- DATA SUPPLIED:

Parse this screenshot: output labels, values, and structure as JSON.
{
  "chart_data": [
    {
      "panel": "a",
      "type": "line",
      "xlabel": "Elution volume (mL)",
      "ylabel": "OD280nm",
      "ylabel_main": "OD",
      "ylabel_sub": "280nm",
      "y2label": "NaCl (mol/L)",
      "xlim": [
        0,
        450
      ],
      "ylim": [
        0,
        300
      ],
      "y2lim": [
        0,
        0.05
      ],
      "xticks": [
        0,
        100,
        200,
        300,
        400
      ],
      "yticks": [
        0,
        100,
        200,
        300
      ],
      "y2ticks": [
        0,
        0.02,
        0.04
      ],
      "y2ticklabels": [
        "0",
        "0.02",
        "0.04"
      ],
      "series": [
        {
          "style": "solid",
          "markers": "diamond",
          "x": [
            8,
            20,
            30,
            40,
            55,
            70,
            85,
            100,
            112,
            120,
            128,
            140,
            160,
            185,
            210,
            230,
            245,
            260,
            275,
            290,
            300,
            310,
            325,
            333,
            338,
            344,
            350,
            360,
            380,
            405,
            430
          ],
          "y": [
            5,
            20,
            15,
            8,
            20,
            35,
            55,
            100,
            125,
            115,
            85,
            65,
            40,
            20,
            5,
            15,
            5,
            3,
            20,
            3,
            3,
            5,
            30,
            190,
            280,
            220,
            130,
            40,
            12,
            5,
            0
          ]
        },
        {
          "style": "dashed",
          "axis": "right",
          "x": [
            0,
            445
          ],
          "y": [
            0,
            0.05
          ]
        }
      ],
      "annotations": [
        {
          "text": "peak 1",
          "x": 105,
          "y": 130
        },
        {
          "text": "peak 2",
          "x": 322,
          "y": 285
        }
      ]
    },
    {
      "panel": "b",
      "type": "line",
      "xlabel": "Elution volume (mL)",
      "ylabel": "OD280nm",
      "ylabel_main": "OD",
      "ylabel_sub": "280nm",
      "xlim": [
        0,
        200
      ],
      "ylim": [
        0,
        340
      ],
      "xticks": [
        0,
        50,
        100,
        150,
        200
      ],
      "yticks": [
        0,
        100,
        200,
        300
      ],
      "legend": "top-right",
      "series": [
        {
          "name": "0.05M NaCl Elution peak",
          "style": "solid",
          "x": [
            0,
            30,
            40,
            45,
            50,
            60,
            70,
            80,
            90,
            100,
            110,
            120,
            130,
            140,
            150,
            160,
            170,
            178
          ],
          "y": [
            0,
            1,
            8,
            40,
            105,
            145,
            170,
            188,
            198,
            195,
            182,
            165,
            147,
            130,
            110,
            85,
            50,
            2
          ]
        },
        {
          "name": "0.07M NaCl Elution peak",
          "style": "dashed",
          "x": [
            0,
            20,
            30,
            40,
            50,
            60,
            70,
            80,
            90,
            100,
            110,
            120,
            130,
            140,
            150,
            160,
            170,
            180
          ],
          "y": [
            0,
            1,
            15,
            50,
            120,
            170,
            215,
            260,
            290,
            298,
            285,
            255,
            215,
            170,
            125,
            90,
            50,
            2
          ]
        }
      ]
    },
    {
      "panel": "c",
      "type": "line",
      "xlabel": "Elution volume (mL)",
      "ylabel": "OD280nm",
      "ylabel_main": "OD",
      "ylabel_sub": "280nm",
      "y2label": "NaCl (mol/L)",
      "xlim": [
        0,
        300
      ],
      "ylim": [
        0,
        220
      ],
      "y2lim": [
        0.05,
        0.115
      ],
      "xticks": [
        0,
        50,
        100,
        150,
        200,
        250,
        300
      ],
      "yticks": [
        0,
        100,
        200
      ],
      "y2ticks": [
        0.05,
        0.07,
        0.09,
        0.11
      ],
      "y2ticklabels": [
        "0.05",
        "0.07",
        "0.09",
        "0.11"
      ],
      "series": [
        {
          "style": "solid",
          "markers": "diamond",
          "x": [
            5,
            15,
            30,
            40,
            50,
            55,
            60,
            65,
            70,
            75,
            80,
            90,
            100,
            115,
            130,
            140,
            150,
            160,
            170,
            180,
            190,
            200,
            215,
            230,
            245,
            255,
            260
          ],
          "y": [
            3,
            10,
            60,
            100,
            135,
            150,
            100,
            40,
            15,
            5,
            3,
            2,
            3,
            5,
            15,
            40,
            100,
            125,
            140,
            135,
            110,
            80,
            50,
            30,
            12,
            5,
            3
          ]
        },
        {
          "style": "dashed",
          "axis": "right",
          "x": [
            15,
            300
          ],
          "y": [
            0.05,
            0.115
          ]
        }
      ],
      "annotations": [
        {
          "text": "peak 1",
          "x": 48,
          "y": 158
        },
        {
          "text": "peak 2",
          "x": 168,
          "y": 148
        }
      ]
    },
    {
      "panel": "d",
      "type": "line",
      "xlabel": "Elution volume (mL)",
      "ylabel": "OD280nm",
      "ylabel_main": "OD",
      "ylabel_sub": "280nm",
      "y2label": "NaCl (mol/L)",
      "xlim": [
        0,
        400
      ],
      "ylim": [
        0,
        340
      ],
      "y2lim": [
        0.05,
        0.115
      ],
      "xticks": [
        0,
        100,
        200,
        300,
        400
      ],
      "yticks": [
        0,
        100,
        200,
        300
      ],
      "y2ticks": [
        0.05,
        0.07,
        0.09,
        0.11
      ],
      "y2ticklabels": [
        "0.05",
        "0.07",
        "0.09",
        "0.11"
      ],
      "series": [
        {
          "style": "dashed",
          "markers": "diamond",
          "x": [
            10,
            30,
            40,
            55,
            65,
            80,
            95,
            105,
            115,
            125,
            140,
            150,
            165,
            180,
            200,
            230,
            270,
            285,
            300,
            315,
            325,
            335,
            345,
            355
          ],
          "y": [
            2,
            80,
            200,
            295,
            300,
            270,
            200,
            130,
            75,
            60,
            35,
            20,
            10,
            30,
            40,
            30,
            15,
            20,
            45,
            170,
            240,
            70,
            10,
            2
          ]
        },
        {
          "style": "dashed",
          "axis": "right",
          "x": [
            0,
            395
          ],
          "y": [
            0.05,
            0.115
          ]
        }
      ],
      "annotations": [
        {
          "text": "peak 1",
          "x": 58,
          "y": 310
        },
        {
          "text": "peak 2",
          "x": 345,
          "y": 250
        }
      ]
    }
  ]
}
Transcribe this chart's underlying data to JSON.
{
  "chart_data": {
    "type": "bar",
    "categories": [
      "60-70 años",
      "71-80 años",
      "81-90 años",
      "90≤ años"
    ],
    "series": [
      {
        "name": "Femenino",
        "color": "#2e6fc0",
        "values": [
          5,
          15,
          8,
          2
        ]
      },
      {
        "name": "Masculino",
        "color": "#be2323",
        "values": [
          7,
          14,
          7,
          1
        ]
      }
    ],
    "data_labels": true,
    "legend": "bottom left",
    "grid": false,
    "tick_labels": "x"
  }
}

- TASK DIRECTIONS: Isolate the lines above that contain the word "name" and copy them.

- WRITTEN RESPONSE:
          "name": "0.05M NaCl Elution peak",
          "name": "0.07M NaCl Elution peak",
        "name": "Femenino",
        "name": "Masculino",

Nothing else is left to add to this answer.